--- START OF Exercise inputs ---

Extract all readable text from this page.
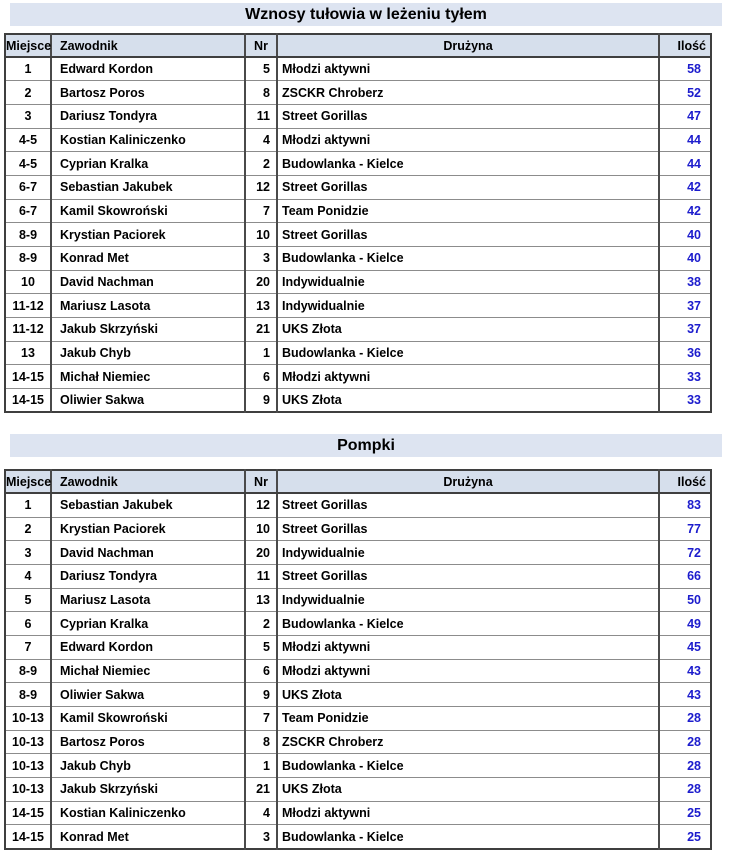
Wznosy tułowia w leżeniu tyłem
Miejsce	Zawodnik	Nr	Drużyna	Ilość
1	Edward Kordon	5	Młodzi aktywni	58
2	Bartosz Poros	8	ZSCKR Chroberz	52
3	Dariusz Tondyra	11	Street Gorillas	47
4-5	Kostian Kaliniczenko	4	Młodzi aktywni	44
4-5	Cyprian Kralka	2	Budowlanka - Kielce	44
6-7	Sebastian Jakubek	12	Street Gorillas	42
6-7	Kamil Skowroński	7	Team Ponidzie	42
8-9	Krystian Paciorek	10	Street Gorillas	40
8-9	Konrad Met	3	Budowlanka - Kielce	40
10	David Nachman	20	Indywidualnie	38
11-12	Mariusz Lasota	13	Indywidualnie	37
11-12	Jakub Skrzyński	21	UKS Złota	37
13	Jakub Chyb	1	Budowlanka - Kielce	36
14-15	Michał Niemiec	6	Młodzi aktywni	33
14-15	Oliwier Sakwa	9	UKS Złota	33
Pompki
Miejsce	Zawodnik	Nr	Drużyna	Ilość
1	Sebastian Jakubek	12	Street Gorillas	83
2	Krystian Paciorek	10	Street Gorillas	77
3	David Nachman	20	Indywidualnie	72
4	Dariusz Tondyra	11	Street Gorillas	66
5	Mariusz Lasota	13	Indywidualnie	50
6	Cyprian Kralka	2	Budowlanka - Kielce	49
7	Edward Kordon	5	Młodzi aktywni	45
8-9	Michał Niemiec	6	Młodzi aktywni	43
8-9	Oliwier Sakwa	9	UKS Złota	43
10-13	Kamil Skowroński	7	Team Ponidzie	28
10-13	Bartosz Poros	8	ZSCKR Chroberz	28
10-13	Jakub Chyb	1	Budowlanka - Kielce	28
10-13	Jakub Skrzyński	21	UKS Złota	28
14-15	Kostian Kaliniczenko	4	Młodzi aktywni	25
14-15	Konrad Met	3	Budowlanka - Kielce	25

--- END OF Exercise inputs ---

* [Task to carry out]: In the listing, how many lines hold "aktywni"? Answer with a bare number.

* [Full response]: 6